◆ Dataset entries:
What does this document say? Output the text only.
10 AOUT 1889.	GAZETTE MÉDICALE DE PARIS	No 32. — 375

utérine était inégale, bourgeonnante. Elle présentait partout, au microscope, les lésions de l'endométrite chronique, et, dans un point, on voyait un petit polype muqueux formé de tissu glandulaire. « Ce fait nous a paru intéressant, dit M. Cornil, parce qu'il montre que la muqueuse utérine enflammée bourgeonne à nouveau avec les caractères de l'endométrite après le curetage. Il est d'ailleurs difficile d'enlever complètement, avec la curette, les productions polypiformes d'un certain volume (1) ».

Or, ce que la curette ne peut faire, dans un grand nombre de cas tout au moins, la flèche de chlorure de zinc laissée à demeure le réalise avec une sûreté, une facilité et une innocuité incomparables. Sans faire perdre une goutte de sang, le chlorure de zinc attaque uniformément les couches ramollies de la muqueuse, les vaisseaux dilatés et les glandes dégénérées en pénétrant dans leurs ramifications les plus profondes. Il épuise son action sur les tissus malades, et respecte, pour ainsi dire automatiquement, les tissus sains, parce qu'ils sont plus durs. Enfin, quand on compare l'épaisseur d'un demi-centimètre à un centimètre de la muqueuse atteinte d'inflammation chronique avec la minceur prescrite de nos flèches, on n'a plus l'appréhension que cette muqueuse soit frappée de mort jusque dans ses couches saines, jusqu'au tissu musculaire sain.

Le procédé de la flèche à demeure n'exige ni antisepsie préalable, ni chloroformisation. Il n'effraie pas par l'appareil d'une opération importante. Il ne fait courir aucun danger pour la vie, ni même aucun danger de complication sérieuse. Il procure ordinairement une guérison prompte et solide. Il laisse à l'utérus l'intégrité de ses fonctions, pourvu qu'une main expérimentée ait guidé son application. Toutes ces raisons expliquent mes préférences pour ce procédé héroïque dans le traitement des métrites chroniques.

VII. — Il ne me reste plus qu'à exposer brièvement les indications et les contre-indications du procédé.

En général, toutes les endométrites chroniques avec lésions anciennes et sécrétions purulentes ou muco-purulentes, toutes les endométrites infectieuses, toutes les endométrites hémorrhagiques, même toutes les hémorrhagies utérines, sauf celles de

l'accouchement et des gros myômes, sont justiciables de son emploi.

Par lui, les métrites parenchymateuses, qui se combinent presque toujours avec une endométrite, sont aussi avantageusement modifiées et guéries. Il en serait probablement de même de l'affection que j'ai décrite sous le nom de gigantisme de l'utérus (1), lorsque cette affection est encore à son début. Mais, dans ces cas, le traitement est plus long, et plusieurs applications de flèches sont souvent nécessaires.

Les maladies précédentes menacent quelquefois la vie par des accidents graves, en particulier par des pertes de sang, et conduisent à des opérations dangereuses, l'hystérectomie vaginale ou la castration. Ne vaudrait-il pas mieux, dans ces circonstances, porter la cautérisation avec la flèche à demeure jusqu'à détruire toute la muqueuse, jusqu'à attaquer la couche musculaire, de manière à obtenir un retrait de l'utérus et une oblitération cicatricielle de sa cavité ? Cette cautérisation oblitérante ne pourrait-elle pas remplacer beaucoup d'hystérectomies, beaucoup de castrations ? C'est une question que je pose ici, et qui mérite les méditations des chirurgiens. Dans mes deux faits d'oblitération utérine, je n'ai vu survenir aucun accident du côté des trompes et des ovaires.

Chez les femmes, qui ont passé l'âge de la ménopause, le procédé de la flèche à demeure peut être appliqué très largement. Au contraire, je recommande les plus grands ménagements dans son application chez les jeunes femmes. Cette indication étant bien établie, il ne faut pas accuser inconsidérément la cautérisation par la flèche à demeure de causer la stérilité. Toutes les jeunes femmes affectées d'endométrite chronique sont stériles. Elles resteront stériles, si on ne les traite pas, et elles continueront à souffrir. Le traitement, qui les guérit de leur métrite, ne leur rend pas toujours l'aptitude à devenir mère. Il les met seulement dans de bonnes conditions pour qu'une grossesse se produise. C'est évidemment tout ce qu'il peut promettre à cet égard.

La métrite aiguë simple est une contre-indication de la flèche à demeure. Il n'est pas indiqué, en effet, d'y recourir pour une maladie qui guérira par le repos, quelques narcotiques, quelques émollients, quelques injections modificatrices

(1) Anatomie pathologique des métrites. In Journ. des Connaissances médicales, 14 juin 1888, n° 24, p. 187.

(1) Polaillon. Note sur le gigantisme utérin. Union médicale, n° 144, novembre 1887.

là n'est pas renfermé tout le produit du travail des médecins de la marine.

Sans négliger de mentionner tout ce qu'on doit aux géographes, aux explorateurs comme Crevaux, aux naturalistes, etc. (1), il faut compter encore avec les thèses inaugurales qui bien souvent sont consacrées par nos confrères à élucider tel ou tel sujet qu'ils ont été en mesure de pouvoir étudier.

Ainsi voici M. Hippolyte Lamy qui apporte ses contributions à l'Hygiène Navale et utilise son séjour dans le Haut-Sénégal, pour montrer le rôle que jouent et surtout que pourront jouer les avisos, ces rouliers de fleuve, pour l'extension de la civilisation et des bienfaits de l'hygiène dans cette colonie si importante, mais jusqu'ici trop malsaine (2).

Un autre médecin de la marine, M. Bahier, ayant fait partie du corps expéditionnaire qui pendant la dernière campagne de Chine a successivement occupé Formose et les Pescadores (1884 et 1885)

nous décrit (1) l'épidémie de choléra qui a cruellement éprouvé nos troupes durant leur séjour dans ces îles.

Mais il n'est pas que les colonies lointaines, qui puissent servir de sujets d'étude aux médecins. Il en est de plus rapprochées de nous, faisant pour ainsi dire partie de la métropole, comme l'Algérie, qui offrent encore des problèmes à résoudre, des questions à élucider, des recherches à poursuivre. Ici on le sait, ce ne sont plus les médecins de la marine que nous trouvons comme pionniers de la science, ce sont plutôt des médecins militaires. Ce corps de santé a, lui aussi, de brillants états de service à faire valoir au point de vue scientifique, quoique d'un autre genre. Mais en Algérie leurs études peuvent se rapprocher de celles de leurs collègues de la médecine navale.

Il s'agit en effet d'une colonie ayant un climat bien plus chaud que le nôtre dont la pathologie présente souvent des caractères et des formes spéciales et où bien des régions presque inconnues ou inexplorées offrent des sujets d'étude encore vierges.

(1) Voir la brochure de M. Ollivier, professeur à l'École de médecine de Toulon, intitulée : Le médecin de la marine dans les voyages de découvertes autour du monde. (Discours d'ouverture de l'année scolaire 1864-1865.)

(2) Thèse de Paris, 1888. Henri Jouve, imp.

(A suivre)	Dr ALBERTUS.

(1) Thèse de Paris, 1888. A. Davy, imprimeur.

◆ To do: Nothing may be left out: return each entry exactly as it reads.

◆ Full solution:
What does this document say? Output the text only.
10 AOUT 1889.	GAZETTE MÉDICALE DE PARIS	No 32. — 375

utérine était inégale, bourgeonnante. Elle présentait partout, au microscope, les lésions de l'endométrite chronique, et, dans un point, on voyait un petit polype muqueux formé de tissu glandulaire. « Ce fait nous a paru intéressant, dit M. Cornil, parce qu'il montre que la muqueuse utérine enflammée bourgeonne à nouveau avec les caractères de l'endométrite après le curetage. Il est d'ailleurs difficile d'enlever complètement, avec la curette, les productions polypiformes d'un certain volume (1) ».

Or, ce que la curette ne peut faire, dans un grand nombre de cas tout au moins, la flèche de chlorure de zinc laissée à demeure le réalise avec une sûreté, une facilité et une innocuité incomparables. Sans faire perdre une goutte de sang, le chlorure de zinc attaque uniformément les couches ramollies de la muqueuse, les vaisseaux dilatés et les glandes dégénérées en pénétrant dans leurs ramifications les plus profondes. Il épuise son action sur les tissus malades, et respecte, pour ainsi dire automatiquement, les tissus sains, parce qu'ils sont plus durs. Enfin, quand on compare l'épaisseur d'un demi-centimètre à un centimètre de la muqueuse atteinte d'inflammation chronique avec la minceur prescrite de nos flèches, on n'a plus l'appréhension que cette muqueuse soit frappée de mort jusque dans ses couches saines, jusqu'au tissu musculaire sain.

Le procédé de la flèche à demeure n'exige ni antisepsie préalable, ni chloroformisation. Il n'effraie pas par l'appareil d'une opération importante. Il ne fait courir aucun danger pour la vie, ni même aucun danger de complication sérieuse. Il procure ordinairement une guérison prompte et solide. Il laisse à l'utérus l'intégrité de ses fonctions, pourvu qu'une main expérimentée ait guidé son application. Toutes ces raisons expliquent mes préférences pour ce procédé héroïque dans le traitement des métrites chroniques.

VII. — Il ne me reste plus qu'à exposer brièvement les indications et les contre-indications du procédé.

En général, toutes les endométrites chroniques avec lésions anciennes et sécrétions purulentes ou muco-purulentes, toutes les endométrites infectieuses, toutes les endométrites hémorrhagiques, même toutes les hémorrhagies utérines, sauf celles de

l'accouchement et des gros myômes, sont justiciables de son emploi.

Par lui, les métrites parenchymateuses, qui se combinent presque toujours avec une endométrite, sont aussi avantageusement modifiées et guéries. Il en serait probablement de même de l'affection que j'ai décrite sous le nom de gigantisme de l'utérus (1), lorsque cette affection est encore à son début. Mais, dans ces cas, le traitement est plus long, et plusieurs applications de flèches sont souvent nécessaires.

Les maladies précédentes menacent quelquefois la vie par des accidents graves, en particulier par des pertes de sang, et conduisent à des opérations dangereuses, l'hystérectomie vaginale ou la castration. Ne vaudrait-il pas mieux, dans ces circonstances, porter la cautérisation avec la flèche à demeure jusqu'à détruire toute la muqueuse, jusqu'à attaquer la couche musculaire, de manière à obtenir un retrait de l'utérus et une oblitération cicatricielle de sa cavité ? Cette cautérisation oblitérante ne pourrait-elle pas remplacer beaucoup d'hystérectomies, beaucoup de castrations ? C'est une question que je pose ici, et qui mérite les méditations des chirurgiens. Dans mes deux faits d'oblitération utérine, je n'ai vu survenir aucun accident du côté des trompes et des ovaires.

Chez les femmes, qui ont passé l'âge de la ménopause, le procédé de la flèche à demeure peut être appliqué très largement. Au contraire, je recommande les plus grands ménagements dans son application chez les jeunes femmes. Cette indication étant bien établie, il ne faut pas accuser inconsidérément la cautérisation par la flèche à demeure de causer la stérilité. Toutes les jeunes femmes affectées d'endométrite chronique sont stériles. Elles resteront stériles, si on ne les traite pas, et elles continueront à souffrir. Le traitement, qui les guérit de leur métrite, ne leur rend pas toujours l'aptitude à devenir mère. Il les met seulement dans de bonnes conditions pour qu'une grossesse se produise. C'est évidemment tout ce qu'il peut promettre à cet égard.

La métrite aiguë simple est une contre-indication de la flèche à demeure. Il n'est pas indiqué, en effet, d'y recourir pour une maladie qui guérira par le repos, quelques narcotiques, quelques émollients, quelques injections modificatrices

(1) Anatomie pathologique des métrites. In Journ. des Connaissances médicales, 14 juin 1888, n° 24, p. 187.

(1) Polaillon. Note sur le gigantisme utérin. Union médicale, n° 144, novembre 1887.

là n'est pas renfermé tout le produit du travail des médecins de la marine.

Sans négliger de mentionner tout ce qu'on doit aux géographes, aux explorateurs comme Crevaux, aux naturalistes, etc. (1), il faut compter encore avec les thèses inaugurales qui bien souvent sont consacrées par nos confrères à élucider tel ou tel sujet qu'ils ont été en mesure de pouvoir étudier.

Ainsi voici M. Hippolyte Lamy qui apporte ses contributions à l'Hygiène Navale et utilise son séjour dans le Haut-Sénégal, pour montrer le rôle que jouent et surtout que pourront jouer les avisos, ces rouliers de fleuve, pour l'extension de la civilisation et des bienfaits de l'hygiène dans cette colonie si importante, mais jusqu'ici trop malsaine (2).

Un autre médecin de la marine, M. Bahier, ayant fait partie du corps expéditionnaire qui pendant la dernière campagne de Chine a successivement occupé Formose et les Pescadores (1884 et 1885)

nous décrit (1) l'épidémie de choléra qui a cruellement éprouvé nos troupes durant leur séjour dans ces îles.

Mais il n'est pas que les colonies lointaines, qui puissent servir de sujets d'étude aux médecins. Il en est de plus rapprochées de nous, faisant pour ainsi dire partie de la métropole, comme l'Algérie, qui offrent encore des problèmes à résoudre, des questions à élucider, des recherches à poursuivre. Ici on le sait, ce ne sont plus les médecins de la marine que nous trouvons comme pionniers de la science, ce sont plutôt des médecins militaires. Ce corps de santé a, lui aussi, de brillants états de service à faire valoir au point de vue scientifique, quoique d'un autre genre. Mais en Algérie leurs études peuvent se rapprocher de celles de leurs collègues de la médecine navale.

Il s'agit en effet d'une colonie ayant un climat bien plus chaud que le nôtre dont la pathologie présente souvent des caractères et des formes spéciales et où bien des régions presque inconnues ou inexplorées offrent des sujets d'étude encore vierges.

(1) Voir la brochure de M. Ollivier, professeur à l'École de médecine de Toulon, intitulée : Le médecin de la marine dans les voyages de découvertes autour du monde. (Discours d'ouverture de l'année scolaire 1864-1865.)

(2) Thèse de Paris, 1888. Henri Jouve, imp.

(A suivre)	Dr ALBERTUS.

(1) Thèse de Paris, 1888. A. Davy, imprimeur.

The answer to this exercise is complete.